What lines of the data hold the string "则ab的最大值为"? Pull each one out.
====== Material shown
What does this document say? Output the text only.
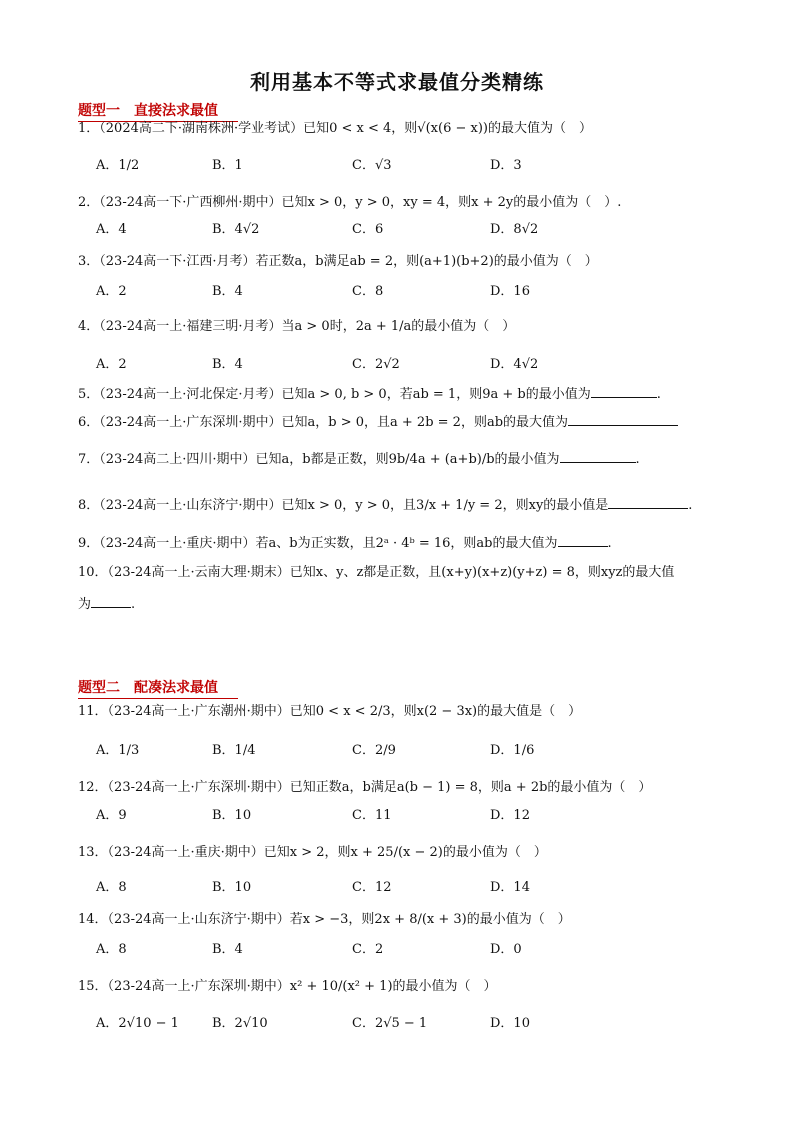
利用基本不等式求最值分类精练
题型一　直接法求最值
1．（2024高二下·湖南株洲·学业考试）已知0 < x < 4，则√(x(6 − x))的最大值为（　）
A．1/2	B．1	C．√3	D．3
2．（23-24高一下·广西柳州·期中）已知x > 0，y > 0，xy = 4，则x + 2y的最小值为（　）.
A．4	B．4√2	C．6	D．8√2
3．（23-24高一下·江西·月考）若正数a，b满足ab = 2，则(a+1)(b+2)的最小值为（　）
A．2	B．4	C．8	D．16
4．（23-24高一上·福建三明·月考）当a > 0时，2a + 1/a的最小值为（　）
A．2	B．4	C．2√2	D．4√2
5．（23-24高一上·河北保定·月考）已知a > 0, b > 0，若ab = 1，则9a + b的最小值为	.
6．（23-24高一上·广东深圳·期中）已知a，b > 0，且a + 2b = 2，则ab的最大值为
7．（23-24高二上·四川·期中）已知a，b都是正数，则9b/4a + (a+b)/b的最小值为	.
8．（23-24高一上·山东济宁·期中）已知x > 0，y > 0，且3/x + 1/y = 2，则xy的最小值是	.
9．（23-24高一上·重庆·期中）若a、b为正实数，且2ᵃ · 4ᵇ = 16，则ab的最大值为	.
10．（23-24高一上·云南大理·期末）已知x、y、z都是正数，且(x+y)(x+z)(y+z) = 8，则xyz的最大值
为	.
题型二　配凑法求最值
11．（23-24高一上·广东潮州·期中）已知0 < x < 2/3，则x(2 − 3x)的最大值是（　）
A．1/3	B．1/4	C．2/9	D．1/6
12．（23-24高一上·广东深圳·期中）已知正数a，b满足a(b − 1) = 8，则a + 2b的最小值为（　）
A．9	B．10	C．11	D．12
13．（23-24高一上·重庆·期中）已知x > 2，则x + 25/(x − 2)的最小值为（　）
A．8	B．10	C．12	D．14
14．（23-24高一上·山东济宁·期中）若x > −3，则2x + 8/(x + 3)的最小值为（　）
A．8	B．4	C．2	D．0
15．（23-24高一上·广东深圳·期中）x² + 10/(x² + 1)的最小值为（　）
A．2√10 − 1	B．2√10	C．2√5 − 1	D．10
============
Solution to the problem:
6．（23-24高一上·广东深圳·期中）已知a，b > 0，且a + 2b = 2，则ab的最大值为
9．（23-24高一上·重庆·期中）若a、b为正实数，且2ᵃ · 4ᵇ = 16，则ab的最大值为	.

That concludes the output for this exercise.